**Data records:**
━━━━━━━━━━━━━━━━━━━━
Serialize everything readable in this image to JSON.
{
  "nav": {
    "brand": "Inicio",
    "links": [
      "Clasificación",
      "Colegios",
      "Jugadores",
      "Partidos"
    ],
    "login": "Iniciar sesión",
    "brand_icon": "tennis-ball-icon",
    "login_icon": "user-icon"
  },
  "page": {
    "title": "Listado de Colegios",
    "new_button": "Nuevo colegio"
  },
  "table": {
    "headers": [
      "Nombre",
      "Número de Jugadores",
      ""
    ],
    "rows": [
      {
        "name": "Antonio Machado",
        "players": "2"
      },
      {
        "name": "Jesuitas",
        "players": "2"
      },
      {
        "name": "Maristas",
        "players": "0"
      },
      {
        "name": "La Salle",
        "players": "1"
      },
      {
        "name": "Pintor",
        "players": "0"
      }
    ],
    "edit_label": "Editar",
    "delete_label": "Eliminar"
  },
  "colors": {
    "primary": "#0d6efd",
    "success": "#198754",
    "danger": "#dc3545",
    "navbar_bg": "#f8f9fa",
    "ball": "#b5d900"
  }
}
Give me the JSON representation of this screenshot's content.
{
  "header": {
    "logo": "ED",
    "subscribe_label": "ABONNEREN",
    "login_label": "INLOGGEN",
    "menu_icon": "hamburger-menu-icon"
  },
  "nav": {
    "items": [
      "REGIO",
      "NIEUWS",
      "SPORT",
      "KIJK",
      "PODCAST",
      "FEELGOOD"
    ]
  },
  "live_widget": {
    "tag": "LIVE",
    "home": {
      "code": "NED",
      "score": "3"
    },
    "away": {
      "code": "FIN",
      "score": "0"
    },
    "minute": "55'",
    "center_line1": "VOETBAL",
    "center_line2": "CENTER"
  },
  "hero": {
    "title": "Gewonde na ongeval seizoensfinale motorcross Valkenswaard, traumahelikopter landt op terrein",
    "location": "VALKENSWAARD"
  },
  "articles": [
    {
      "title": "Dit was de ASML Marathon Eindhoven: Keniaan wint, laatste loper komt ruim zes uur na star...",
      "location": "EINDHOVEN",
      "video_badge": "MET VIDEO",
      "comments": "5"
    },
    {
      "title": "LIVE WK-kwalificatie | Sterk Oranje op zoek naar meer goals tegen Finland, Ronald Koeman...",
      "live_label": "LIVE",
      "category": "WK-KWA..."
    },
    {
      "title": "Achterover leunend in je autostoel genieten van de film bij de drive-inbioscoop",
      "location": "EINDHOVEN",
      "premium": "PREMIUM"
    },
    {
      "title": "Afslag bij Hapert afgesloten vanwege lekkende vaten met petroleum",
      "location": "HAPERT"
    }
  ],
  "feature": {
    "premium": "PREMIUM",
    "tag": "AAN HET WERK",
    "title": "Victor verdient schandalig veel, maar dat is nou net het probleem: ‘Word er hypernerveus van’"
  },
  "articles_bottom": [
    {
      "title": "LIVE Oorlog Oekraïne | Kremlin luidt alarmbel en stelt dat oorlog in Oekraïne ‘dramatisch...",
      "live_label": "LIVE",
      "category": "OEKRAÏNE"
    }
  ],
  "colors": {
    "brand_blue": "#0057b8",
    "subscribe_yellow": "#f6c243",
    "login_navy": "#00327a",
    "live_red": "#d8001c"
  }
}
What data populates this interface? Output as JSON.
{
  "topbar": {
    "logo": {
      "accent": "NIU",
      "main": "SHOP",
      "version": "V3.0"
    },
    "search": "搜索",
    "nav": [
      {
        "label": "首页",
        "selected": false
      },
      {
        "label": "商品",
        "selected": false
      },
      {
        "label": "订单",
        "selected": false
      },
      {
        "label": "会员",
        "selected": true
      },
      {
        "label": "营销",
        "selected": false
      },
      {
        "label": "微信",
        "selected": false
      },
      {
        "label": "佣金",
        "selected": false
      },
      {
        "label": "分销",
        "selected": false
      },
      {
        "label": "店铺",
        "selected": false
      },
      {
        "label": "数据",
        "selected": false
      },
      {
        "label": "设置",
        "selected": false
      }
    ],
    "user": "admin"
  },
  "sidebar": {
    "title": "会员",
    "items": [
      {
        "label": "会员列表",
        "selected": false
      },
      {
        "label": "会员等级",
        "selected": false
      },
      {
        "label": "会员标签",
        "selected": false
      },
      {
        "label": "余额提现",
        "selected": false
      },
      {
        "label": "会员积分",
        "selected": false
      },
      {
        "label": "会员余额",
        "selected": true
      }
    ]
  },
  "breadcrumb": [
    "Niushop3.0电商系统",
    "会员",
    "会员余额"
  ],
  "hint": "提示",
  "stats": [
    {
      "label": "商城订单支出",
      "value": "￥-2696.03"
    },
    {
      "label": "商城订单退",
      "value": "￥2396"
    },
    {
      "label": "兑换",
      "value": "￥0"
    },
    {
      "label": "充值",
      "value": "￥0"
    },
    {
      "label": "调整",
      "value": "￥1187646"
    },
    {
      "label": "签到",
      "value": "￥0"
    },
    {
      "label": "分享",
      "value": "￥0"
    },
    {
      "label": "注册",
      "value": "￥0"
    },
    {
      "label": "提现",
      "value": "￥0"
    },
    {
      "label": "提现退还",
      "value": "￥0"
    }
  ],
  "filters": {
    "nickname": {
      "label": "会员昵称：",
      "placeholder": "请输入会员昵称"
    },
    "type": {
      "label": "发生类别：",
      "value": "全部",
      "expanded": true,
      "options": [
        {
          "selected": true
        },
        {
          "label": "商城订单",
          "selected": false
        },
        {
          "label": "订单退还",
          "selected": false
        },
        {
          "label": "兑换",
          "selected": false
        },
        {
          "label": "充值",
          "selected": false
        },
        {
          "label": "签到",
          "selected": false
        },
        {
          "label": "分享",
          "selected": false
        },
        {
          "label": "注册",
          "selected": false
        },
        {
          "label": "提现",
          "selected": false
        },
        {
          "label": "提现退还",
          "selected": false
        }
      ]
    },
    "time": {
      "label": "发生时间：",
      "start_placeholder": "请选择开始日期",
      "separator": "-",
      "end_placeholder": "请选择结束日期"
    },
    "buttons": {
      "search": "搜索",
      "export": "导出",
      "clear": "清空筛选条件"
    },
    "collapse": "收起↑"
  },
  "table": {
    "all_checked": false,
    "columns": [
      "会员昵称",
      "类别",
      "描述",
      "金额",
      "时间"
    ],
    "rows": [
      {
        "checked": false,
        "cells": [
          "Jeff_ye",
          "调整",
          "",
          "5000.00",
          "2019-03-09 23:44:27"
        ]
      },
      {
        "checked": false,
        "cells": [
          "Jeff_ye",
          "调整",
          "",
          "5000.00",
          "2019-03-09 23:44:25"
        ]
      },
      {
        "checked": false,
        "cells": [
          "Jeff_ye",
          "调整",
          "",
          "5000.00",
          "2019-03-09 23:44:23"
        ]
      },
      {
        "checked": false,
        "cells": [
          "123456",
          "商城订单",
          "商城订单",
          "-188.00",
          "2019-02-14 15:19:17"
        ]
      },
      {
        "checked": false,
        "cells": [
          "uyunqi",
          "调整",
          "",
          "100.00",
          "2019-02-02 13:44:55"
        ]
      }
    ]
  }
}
━━━━━━━━━━━━━━━━━━━━
**Directions for this task:** Locate each line with the word "location" and copy it.

**Task result:**
    "location": "VALKENSWAARD"
      "location": "EINDHOVEN",
      "location": "EINDHOVEN",
      "location": "HAPERT"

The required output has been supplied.